(EXERCISE TASK) Pick out each line containing the string "Which".

(Dataset entries)
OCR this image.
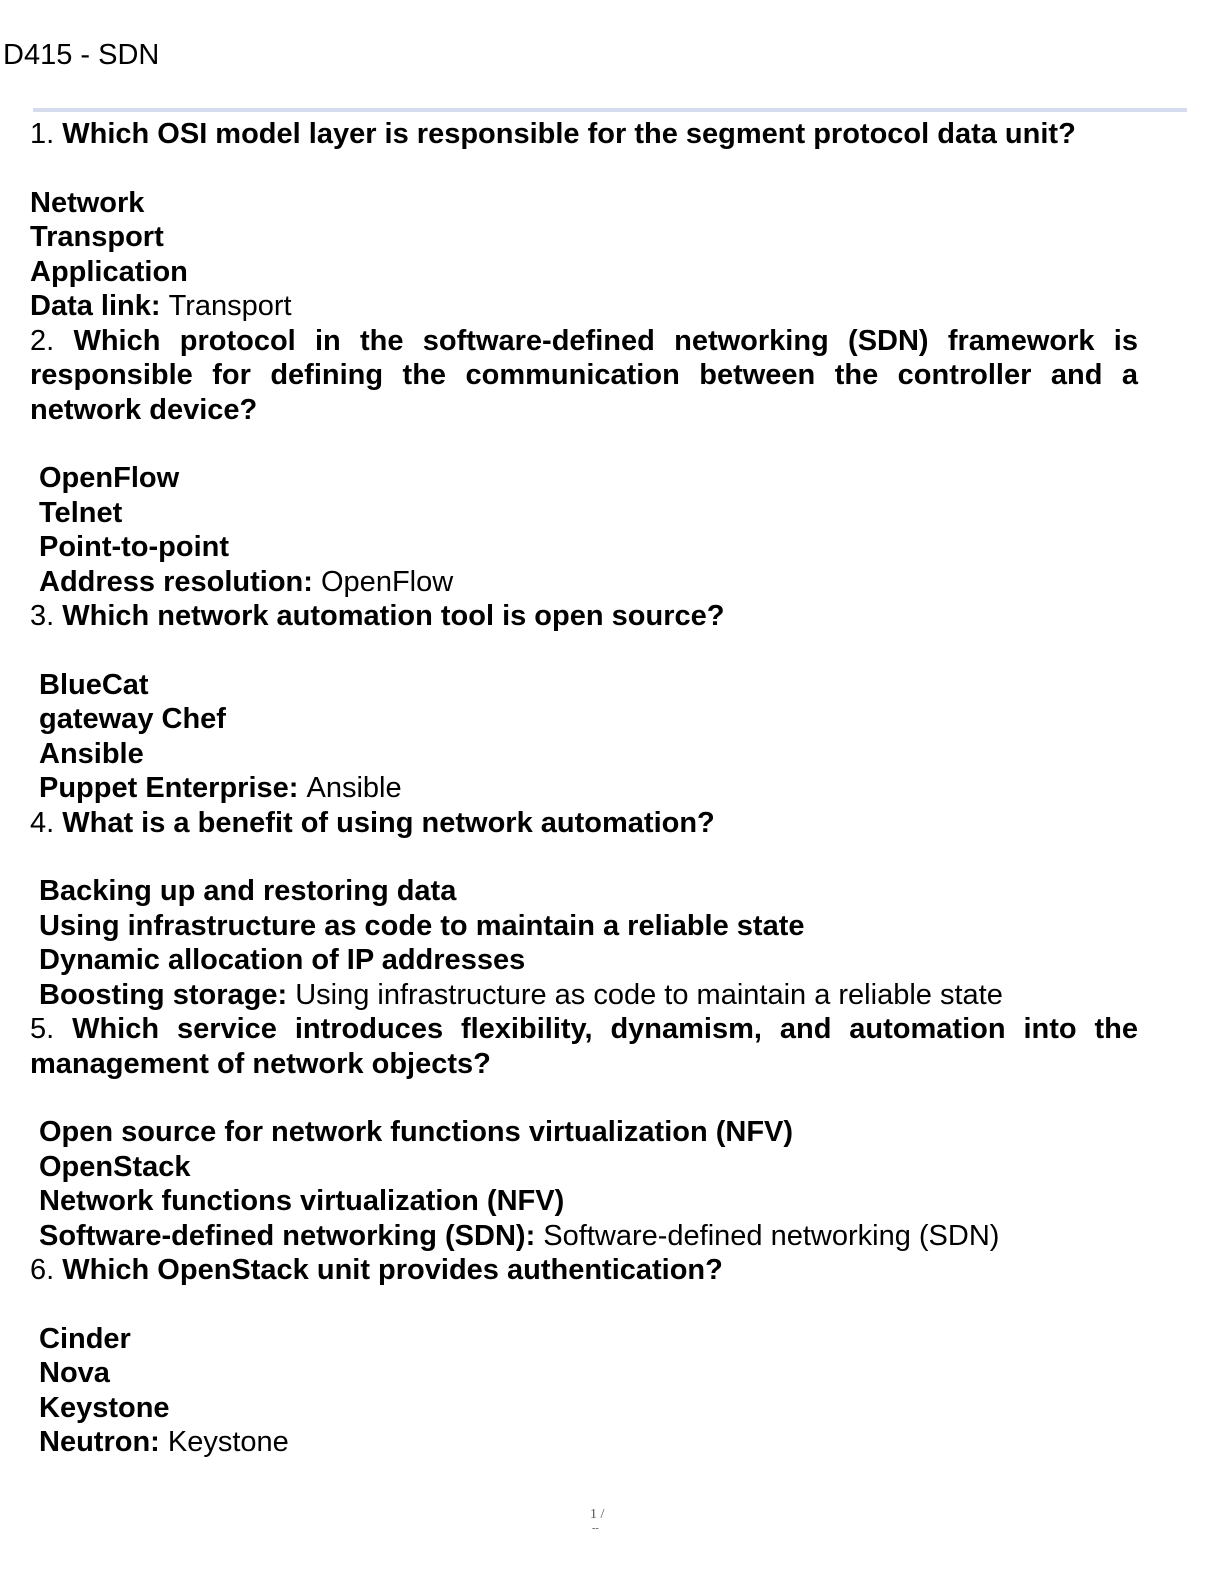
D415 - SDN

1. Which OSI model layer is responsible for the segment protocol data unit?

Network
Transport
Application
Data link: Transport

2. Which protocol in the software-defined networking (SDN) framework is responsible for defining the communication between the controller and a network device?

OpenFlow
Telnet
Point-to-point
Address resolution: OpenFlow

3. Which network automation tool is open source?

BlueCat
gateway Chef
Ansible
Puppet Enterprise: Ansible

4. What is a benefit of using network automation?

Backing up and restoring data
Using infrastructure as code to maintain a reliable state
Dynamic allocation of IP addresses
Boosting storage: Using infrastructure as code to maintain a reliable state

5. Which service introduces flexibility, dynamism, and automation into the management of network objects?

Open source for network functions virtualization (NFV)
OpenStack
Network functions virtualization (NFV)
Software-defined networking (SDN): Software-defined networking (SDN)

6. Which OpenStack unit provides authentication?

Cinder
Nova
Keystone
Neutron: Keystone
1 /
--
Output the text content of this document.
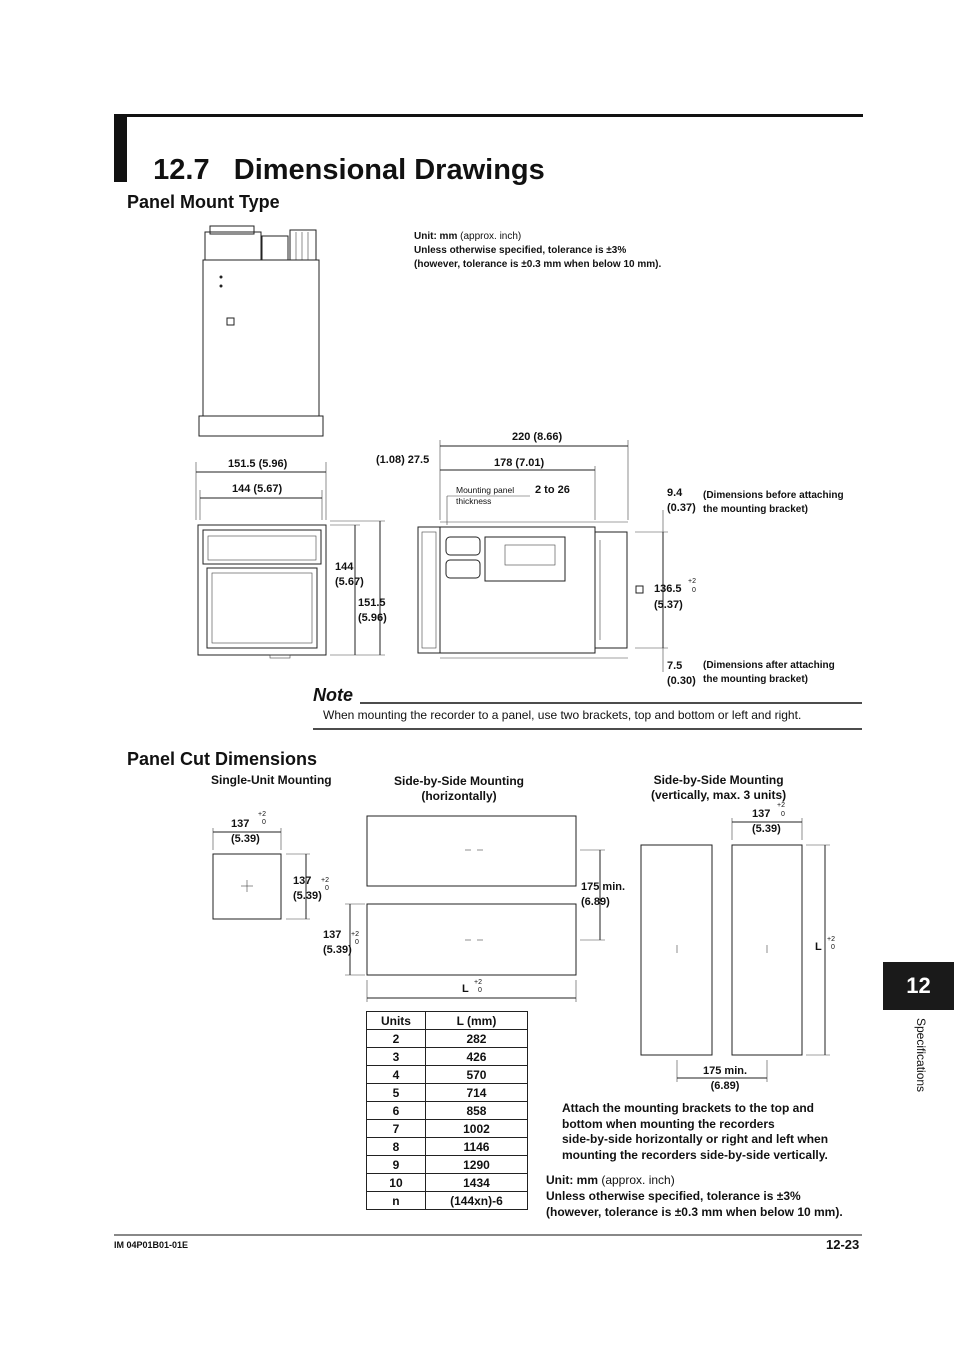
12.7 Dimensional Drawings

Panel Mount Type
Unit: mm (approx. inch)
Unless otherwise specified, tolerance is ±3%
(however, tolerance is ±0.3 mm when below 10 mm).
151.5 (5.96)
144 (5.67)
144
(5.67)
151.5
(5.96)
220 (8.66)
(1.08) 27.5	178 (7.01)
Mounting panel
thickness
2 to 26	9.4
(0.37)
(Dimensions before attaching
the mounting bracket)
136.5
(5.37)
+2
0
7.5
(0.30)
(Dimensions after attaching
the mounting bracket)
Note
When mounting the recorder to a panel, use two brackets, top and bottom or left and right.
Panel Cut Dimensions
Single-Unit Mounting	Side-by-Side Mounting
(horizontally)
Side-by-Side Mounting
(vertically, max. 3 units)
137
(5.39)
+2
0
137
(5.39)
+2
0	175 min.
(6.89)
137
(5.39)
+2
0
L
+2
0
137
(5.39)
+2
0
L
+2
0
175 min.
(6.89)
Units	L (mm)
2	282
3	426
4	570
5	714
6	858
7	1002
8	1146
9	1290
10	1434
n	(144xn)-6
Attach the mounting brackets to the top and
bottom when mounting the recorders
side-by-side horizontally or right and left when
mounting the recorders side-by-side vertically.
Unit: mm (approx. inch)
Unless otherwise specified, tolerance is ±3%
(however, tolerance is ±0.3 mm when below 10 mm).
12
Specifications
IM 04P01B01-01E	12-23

(SOLUTION TO THIS TASK)
1. Which OSI model layer is responsible for the segment protocol data unit?
2. Which protocol in the software-defined networking (SDN) framework is responsible for defining the communication between the controller and a network device?
3. Which network automation tool is open source?
5. Which service introduces flexibility, dynamism, and automation into the management of network objects?
6. Which OpenStack unit provides authentication?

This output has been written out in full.